_TO DO_
Write out, precisely and in full, each line of the material.

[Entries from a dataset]
..........

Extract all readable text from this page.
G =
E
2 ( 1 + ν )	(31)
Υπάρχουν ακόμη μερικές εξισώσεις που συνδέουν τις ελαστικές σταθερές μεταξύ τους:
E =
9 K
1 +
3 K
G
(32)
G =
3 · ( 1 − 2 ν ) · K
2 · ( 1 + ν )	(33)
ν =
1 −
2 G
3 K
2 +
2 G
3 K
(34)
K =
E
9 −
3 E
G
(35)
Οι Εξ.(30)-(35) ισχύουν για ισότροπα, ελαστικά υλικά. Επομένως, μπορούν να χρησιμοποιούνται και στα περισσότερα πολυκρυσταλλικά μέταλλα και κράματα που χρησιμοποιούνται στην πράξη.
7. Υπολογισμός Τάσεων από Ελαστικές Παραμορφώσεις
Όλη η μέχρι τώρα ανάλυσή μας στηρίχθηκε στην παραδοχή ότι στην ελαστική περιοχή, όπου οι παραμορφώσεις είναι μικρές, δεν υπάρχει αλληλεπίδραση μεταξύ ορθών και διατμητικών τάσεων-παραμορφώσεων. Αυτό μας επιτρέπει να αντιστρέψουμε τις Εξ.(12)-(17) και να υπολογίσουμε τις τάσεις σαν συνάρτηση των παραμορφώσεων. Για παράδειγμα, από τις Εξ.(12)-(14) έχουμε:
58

..........

_IN RESPONSE_
Extract all readable text from this page.
G =
E
2 ( 1 + ν )	(31)
Υπάρχουν ακόμη μερικές εξισώσεις που συνδέουν τις ελαστικές σταθερές μεταξύ τους:
E =
9 K
1 +
3 K
G
(32)
G =
3 · ( 1 − 2 ν ) · K
2 · ( 1 + ν )	(33)
ν =
1 −
2 G
3 K
2 +
2 G
3 K
(34)
K =
E
9 −
3 E
G
(35)
Οι Εξ.(30)-(35) ισχύουν για ισότροπα, ελαστικά υλικά. Επομένως, μπορούν να χρησιμοποιούνται και στα περισσότερα πολυκρυσταλλικά μέταλλα και κράματα που χρησιμοποιούνται στην πράξη.
7. Υπολογισμός Τάσεων από Ελαστικές Παραμορφώσεις
Όλη η μέχρι τώρα ανάλυσή μας στηρίχθηκε στην παραδοχή ότι στην ελαστική περιοχή, όπου οι παραμορφώσεις είναι μικρές, δεν υπάρχει αλληλεπίδραση μεταξύ ορθών και διατμητικών τάσεων-παραμορφώσεων. Αυτό μας επιτρέπει να αντιστρέψουμε τις Εξ.(12)-(17) και να υπολογίσουμε τις τάσεις σαν συνάρτηση των παραμορφώσεων. Για παράδειγμα, από τις Εξ.(12)-(14) έχουμε:
58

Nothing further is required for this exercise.